[Stated goal]:
Give a verbatim quotation of every record.

(A run of records)
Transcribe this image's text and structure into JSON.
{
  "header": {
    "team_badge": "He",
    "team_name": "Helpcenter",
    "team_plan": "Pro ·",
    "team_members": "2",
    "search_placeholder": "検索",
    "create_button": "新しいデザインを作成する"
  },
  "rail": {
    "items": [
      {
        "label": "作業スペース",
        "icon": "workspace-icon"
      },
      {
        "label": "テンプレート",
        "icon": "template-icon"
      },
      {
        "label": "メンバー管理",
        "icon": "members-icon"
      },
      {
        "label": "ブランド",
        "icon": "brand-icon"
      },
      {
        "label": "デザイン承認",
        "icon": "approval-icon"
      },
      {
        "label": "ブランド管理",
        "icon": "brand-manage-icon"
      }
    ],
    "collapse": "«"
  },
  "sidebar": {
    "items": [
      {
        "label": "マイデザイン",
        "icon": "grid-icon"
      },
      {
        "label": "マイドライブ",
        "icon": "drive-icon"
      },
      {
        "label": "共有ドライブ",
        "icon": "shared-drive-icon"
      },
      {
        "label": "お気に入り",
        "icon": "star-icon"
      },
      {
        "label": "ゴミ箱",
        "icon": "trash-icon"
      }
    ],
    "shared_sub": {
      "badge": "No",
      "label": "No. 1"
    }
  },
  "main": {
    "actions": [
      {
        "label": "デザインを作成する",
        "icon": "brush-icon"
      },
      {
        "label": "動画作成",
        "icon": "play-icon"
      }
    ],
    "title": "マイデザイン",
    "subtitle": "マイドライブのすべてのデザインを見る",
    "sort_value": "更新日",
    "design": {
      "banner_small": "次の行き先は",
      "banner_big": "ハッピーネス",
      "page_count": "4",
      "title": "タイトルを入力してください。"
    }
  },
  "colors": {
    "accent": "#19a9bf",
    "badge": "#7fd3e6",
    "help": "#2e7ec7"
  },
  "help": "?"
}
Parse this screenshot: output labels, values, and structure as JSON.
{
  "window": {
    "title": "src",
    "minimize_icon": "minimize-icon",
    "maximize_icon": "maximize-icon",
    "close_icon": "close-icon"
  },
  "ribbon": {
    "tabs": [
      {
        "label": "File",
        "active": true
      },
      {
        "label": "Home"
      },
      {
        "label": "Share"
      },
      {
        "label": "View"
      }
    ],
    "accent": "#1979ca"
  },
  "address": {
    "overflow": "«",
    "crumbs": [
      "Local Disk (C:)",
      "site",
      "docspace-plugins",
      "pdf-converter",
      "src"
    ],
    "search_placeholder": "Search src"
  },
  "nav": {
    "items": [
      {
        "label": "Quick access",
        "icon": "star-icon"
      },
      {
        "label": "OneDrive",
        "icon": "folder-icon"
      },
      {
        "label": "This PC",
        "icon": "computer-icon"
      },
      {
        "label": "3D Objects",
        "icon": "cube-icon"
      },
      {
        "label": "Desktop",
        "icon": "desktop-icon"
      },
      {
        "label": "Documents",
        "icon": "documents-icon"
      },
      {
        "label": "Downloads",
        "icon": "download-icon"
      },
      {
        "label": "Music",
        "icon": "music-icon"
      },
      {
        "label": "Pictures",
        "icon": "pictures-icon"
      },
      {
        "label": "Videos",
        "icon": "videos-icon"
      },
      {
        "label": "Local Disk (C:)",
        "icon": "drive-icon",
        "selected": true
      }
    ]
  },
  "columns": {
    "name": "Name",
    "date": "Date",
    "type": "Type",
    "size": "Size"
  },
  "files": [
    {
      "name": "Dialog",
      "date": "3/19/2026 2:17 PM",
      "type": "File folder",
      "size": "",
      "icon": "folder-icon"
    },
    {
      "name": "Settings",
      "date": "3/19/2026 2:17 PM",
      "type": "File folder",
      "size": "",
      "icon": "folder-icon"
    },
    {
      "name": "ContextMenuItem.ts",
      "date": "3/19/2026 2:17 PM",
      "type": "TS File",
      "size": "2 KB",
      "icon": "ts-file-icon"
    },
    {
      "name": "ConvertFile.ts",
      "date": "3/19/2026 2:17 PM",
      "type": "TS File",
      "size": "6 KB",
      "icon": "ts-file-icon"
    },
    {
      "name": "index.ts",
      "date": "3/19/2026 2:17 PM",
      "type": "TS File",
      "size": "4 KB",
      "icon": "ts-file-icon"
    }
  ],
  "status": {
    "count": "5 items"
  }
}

[Response to this exercise]:
Transcribe this image's text and structure into JSON.
{
  "header": {
    "team_badge": "He",
    "team_name": "Helpcenter",
    "team_plan": "Pro ·",
    "team_members": "2",
    "search_placeholder": "検索",
    "create_button": "新しいデザインを作成する"
  },
  "rail": {
    "items": [
      {
        "label": "作業スペース",
        "icon": "workspace-icon"
      },
      {
        "label": "テンプレート",
        "icon": "template-icon"
      },
      {
        "label": "メンバー管理",
        "icon": "members-icon"
      },
      {
        "label": "ブランド",
        "icon": "brand-icon"
      },
      {
        "label": "デザイン承認",
        "icon": "approval-icon"
      },
      {
        "label": "ブランド管理",
        "icon": "brand-manage-icon"
      }
    ],
    "collapse": "«"
  },
  "sidebar": {
    "items": [
      {
        "label": "マイデザイン",
        "icon": "grid-icon"
      },
      {
        "label": "マイドライブ",
        "icon": "drive-icon"
      },
      {
        "label": "共有ドライブ",
        "icon": "shared-drive-icon"
      },
      {
        "label": "お気に入り",
        "icon": "star-icon"
      },
      {
        "label": "ゴミ箱",
        "icon": "trash-icon"
      }
    ],
    "shared_sub": {
      "badge": "No",
      "label": "No. 1"
    }
  },
  "main": {
    "actions": [
      {
        "label": "デザインを作成する",
        "icon": "brush-icon"
      },
      {
        "label": "動画作成",
        "icon": "play-icon"
      }
    ],
    "title": "マイデザイン",
    "subtitle": "マイドライブのすべてのデザインを見る",
    "sort_value": "更新日",
    "design": {
      "banner_small": "次の行き先は",
      "banner_big": "ハッピーネス",
      "page_count": "4",
      "title": "タイトルを入力してください。"
    }
  },
  "colors": {
    "accent": "#19a9bf",
    "badge": "#7fd3e6",
    "help": "#2e7ec7"
  },
  "help": "?"
}
Parse this screenshot: output labels, values, and structure as JSON.
{
  "window": {
    "title": "src",
    "minimize_icon": "minimize-icon",
    "maximize_icon": "maximize-icon",
    "close_icon": "close-icon"
  },
  "ribbon": {
    "tabs": [
      {
        "label": "File",
        "active": true
      },
      {
        "label": "Home"
      },
      {
        "label": "Share"
      },
      {
        "label": "View"
      }
    ],
    "accent": "#1979ca"
  },
  "address": {
    "overflow": "«",
    "crumbs": [
      "Local Disk (C:)",
      "site",
      "docspace-plugins",
      "pdf-converter",
      "src"
    ],
    "search_placeholder": "Search src"
  },
  "nav": {
    "items": [
      {
        "label": "Quick access",
        "icon": "star-icon"
      },
      {
        "label": "OneDrive",
        "icon": "folder-icon"
      },
      {
        "label": "This PC",
        "icon": "computer-icon"
      },
      {
        "label": "3D Objects",
        "icon": "cube-icon"
      },
      {
        "label": "Desktop",
        "icon": "desktop-icon"
      },
      {
        "label": "Documents",
        "icon": "documents-icon"
      },
      {
        "label": "Downloads",
        "icon": "download-icon"
      },
      {
        "label": "Music",
        "icon": "music-icon"
      },
      {
        "label": "Pictures",
        "icon": "pictures-icon"
      },
      {
        "label": "Videos",
        "icon": "videos-icon"
      },
      {
        "label": "Local Disk (C:)",
        "icon": "drive-icon",
        "selected": true
      }
    ]
  },
  "columns": {
    "name": "Name",
    "date": "Date",
    "type": "Type",
    "size": "Size"
  },
  "files": [
    {
      "name": "Dialog",
      "date": "3/19/2026 2:17 PM",
      "type": "File folder",
      "size": "",
      "icon": "folder-icon"
    },
    {
      "name": "Settings",
      "date": "3/19/2026 2:17 PM",
      "type": "File folder",
      "size": "",
      "icon": "folder-icon"
    },
    {
      "name": "ContextMenuItem.ts",
      "date": "3/19/2026 2:17 PM",
      "type": "TS File",
      "size": "2 KB",
      "icon": "ts-file-icon"
    },
    {
      "name": "ConvertFile.ts",
      "date": "3/19/2026 2:17 PM",
      "type": "TS File",
      "size": "6 KB",
      "icon": "ts-file-icon"
    },
    {
      "name": "index.ts",
      "date": "3/19/2026 2:17 PM",
      "type": "TS File",
      "size": "4 KB",
      "icon": "ts-file-icon"
    }
  ],
  "status": {
    "count": "5 items"
  }
}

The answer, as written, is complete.